Objective:
Collect every line below that contains the word "this".

Stored records:
================================
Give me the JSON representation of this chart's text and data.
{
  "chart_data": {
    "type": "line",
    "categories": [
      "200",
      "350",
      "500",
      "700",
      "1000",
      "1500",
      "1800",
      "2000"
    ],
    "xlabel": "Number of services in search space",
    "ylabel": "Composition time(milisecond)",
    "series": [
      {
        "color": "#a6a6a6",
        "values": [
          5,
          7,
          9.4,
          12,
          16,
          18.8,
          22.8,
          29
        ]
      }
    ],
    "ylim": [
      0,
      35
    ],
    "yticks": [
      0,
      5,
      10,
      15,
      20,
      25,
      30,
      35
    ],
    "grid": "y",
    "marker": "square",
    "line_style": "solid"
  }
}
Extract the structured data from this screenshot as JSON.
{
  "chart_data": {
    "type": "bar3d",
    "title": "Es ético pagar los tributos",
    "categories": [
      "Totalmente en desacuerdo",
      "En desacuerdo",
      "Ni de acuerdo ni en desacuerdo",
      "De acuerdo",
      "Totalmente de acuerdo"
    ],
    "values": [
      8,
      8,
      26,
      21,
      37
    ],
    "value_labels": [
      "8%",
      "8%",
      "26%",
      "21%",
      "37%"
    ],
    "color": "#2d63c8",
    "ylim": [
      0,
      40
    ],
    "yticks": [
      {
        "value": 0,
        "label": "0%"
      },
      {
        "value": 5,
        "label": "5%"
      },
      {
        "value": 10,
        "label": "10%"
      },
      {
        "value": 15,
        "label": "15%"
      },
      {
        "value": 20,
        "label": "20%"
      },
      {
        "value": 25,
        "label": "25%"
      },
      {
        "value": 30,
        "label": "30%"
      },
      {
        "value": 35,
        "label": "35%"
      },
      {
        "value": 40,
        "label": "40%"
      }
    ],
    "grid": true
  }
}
================================
The solution:
Give me the JSON representation of this chart's text and data.
Extract the structured data from this screenshot as JSON.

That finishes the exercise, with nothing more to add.